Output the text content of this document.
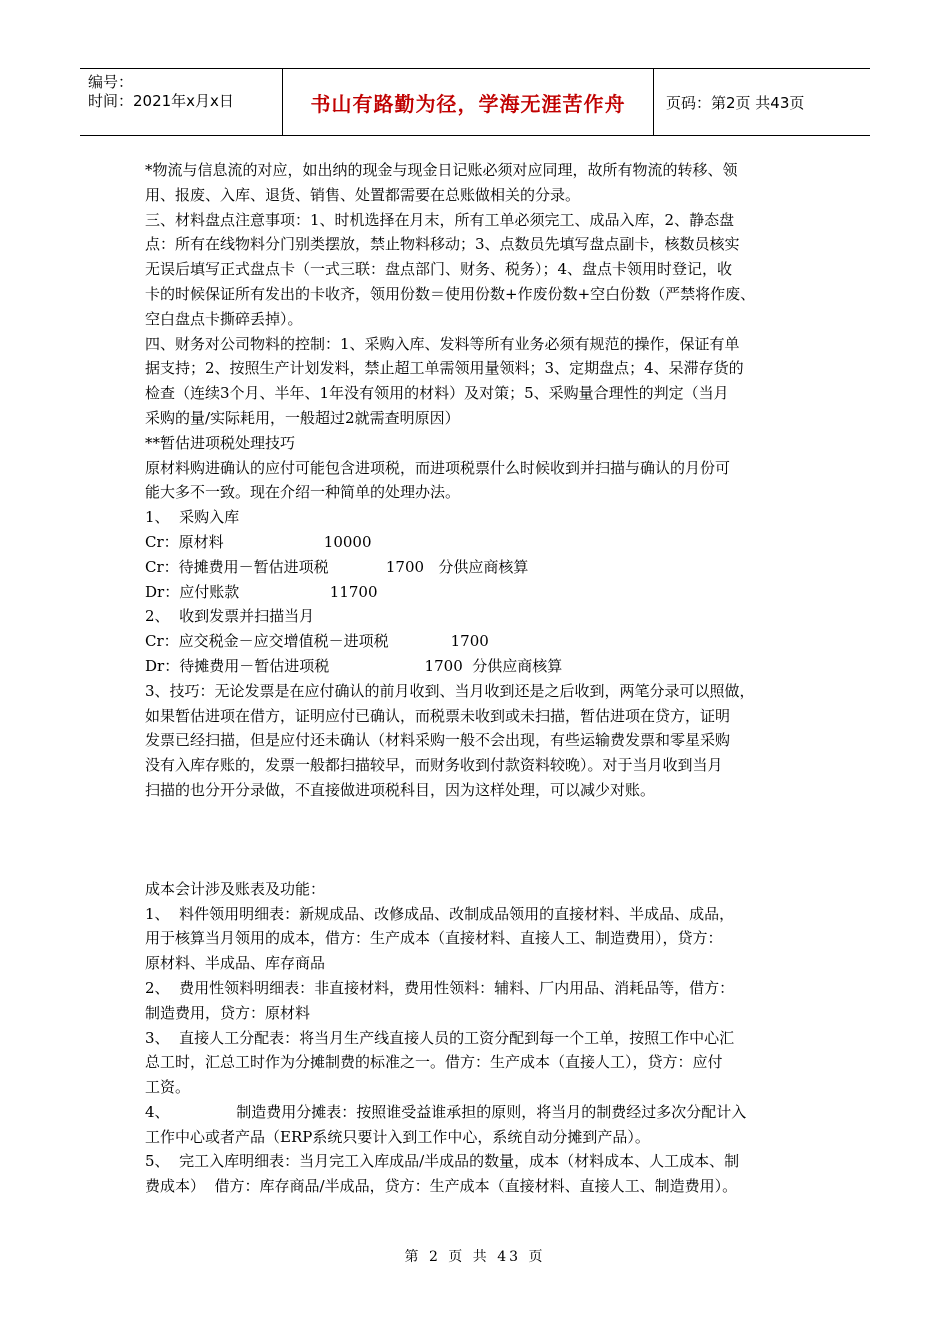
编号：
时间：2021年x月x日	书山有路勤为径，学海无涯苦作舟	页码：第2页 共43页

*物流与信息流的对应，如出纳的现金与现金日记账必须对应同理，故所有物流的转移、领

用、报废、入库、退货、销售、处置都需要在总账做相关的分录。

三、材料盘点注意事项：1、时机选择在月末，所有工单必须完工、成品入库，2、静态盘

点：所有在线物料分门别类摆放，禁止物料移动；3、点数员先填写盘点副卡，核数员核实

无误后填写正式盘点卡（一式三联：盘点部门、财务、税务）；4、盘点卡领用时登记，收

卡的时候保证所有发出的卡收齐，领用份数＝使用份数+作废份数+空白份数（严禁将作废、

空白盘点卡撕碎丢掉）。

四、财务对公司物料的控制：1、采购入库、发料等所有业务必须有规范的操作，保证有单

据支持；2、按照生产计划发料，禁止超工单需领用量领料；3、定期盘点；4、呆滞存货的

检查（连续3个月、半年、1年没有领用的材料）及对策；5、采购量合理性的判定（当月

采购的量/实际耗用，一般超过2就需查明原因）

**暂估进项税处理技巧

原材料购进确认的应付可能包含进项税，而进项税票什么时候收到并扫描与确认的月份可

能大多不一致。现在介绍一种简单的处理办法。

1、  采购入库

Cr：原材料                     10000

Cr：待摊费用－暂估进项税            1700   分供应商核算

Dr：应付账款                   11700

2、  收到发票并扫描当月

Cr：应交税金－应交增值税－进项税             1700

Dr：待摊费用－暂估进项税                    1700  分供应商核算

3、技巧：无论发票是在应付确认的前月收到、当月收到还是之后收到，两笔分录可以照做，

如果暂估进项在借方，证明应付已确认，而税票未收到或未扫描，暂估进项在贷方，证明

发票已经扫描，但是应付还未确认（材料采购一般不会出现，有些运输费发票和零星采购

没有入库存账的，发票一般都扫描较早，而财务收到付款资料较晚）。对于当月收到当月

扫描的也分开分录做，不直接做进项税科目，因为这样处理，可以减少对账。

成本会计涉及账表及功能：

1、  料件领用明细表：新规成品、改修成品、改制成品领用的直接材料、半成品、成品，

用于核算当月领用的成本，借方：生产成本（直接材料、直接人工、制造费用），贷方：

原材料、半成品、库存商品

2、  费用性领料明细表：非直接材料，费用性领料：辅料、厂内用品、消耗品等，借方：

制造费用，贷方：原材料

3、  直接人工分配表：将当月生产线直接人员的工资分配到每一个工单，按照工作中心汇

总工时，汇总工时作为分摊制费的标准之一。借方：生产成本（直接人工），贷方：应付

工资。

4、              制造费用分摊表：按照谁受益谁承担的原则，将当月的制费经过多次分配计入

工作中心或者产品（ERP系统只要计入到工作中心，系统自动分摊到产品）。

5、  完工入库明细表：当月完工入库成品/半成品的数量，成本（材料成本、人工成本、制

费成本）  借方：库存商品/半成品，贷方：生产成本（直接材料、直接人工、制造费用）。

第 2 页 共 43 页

━━━━━━━━━━

◆ **Directions for this task**: With the pictures left out, transcribe the material exactly.

◆ **Exercise result**:
Output the text content of this document.
编号：
时间：2021年x月x日	书山有路勤为径，学海无涯苦作舟	页码：第2页 共43页

*物流与信息流的对应，如出纳的现金与现金日记账必须对应同理，故所有物流的转移、领

用、报废、入库、退货、销售、处置都需要在总账做相关的分录。

三、材料盘点注意事项：1、时机选择在月末，所有工单必须完工、成品入库，2、静态盘

点：所有在线物料分门别类摆放，禁止物料移动；3、点数员先填写盘点副卡，核数员核实

无误后填写正式盘点卡（一式三联：盘点部门、财务、税务）；4、盘点卡领用时登记，收

卡的时候保证所有发出的卡收齐，领用份数＝使用份数+作废份数+空白份数（严禁将作废、

空白盘点卡撕碎丢掉）。

四、财务对公司物料的控制：1、采购入库、发料等所有业务必须有规范的操作，保证有单

据支持；2、按照生产计划发料，禁止超工单需领用量领料；3、定期盘点；4、呆滞存货的

检查（连续3个月、半年、1年没有领用的材料）及对策；5、采购量合理性的判定（当月

采购的量/实际耗用，一般超过2就需查明原因）

**暂估进项税处理技巧

原材料购进确认的应付可能包含进项税，而进项税票什么时候收到并扫描与确认的月份可

能大多不一致。现在介绍一种简单的处理办法。

1、  采购入库

Cr：原材料                     10000

Cr：待摊费用－暂估进项税            1700   分供应商核算

Dr：应付账款                   11700

2、  收到发票并扫描当月

Cr：应交税金－应交增值税－进项税             1700

Dr：待摊费用－暂估进项税                    1700  分供应商核算

3、技巧：无论发票是在应付确认的前月收到、当月收到还是之后收到，两笔分录可以照做，

如果暂估进项在借方，证明应付已确认，而税票未收到或未扫描，暂估进项在贷方，证明

发票已经扫描，但是应付还未确认（材料采购一般不会出现，有些运输费发票和零星采购

没有入库存账的，发票一般都扫描较早，而财务收到付款资料较晚）。对于当月收到当月

扫描的也分开分录做，不直接做进项税科目，因为这样处理，可以减少对账。

成本会计涉及账表及功能：

1、  料件领用明细表：新规成品、改修成品、改制成品领用的直接材料、半成品、成品，

用于核算当月领用的成本，借方：生产成本（直接材料、直接人工、制造费用），贷方：

原材料、半成品、库存商品

2、  费用性领料明细表：非直接材料，费用性领料：辅料、厂内用品、消耗品等，借方：

制造费用，贷方：原材料

3、  直接人工分配表：将当月生产线直接人员的工资分配到每一个工单，按照工作中心汇

总工时，汇总工时作为分摊制费的标准之一。借方：生产成本（直接人工），贷方：应付

工资。

4、              制造费用分摊表：按照谁受益谁承担的原则，将当月的制费经过多次分配计入

工作中心或者产品（ERP系统只要计入到工作中心，系统自动分摊到产品）。

5、  完工入库明细表：当月完工入库成品/半成品的数量，成本（材料成本、人工成本、制

费成本）  借方：库存商品/半成品，贷方：生产成本（直接材料、直接人工、制造费用）。

第 2 页 共 43 页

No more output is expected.